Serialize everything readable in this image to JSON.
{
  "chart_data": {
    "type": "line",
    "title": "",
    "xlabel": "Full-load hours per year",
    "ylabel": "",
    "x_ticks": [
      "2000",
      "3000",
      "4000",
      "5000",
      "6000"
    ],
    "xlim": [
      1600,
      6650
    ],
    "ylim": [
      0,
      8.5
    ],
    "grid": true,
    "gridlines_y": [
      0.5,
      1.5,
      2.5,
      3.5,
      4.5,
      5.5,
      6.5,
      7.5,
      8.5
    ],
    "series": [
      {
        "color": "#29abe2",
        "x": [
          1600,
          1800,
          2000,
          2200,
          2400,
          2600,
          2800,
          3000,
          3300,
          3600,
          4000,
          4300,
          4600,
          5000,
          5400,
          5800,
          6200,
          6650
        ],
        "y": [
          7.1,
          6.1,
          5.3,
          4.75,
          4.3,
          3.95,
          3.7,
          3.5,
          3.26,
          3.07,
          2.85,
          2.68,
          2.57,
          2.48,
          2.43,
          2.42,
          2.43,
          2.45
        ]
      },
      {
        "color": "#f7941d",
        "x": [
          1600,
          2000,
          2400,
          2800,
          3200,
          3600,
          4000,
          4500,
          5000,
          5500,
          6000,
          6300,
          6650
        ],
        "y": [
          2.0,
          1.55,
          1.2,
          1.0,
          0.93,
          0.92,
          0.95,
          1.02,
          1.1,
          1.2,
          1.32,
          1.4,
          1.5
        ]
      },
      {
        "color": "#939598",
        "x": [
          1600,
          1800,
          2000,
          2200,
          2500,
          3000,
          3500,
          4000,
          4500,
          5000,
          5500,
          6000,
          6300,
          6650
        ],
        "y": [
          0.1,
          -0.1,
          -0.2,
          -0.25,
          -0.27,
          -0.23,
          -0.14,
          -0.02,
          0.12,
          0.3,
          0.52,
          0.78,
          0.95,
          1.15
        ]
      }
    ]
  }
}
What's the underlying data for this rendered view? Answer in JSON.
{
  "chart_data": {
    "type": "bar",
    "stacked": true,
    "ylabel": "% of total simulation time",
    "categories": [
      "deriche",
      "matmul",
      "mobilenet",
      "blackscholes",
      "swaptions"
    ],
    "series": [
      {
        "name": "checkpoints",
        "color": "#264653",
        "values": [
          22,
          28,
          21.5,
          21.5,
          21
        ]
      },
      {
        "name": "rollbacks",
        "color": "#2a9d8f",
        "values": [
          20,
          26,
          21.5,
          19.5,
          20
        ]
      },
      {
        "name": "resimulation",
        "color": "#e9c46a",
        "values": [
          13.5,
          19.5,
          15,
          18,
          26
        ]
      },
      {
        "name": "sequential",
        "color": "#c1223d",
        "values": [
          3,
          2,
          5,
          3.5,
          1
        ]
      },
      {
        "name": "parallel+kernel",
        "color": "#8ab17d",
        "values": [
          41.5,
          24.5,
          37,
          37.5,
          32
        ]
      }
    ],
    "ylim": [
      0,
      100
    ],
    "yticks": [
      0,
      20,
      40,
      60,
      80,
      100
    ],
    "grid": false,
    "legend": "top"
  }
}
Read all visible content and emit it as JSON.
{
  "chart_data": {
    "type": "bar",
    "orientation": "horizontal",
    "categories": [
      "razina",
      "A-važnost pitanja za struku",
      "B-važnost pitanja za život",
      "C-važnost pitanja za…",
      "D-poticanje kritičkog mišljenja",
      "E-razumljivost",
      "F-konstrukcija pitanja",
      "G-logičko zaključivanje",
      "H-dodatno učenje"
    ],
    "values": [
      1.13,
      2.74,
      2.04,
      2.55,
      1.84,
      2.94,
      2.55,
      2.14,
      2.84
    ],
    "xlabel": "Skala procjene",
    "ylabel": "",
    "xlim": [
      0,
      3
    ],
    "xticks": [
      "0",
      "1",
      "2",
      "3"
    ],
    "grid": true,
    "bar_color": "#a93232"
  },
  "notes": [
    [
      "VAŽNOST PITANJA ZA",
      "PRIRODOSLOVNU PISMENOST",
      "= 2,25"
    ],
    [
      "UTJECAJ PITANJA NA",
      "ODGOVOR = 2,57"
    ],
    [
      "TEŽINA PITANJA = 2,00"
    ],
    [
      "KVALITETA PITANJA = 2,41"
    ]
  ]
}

__________________________________________________

EXERCISE BRIEF
From the records, copy every line that has the string "JSON" in it.

FULL ANSWER
Serialize everything readable in this image to JSON.
What's the underlying data for this rendered view? Answer in JSON.
Read all visible content and emit it as JSON.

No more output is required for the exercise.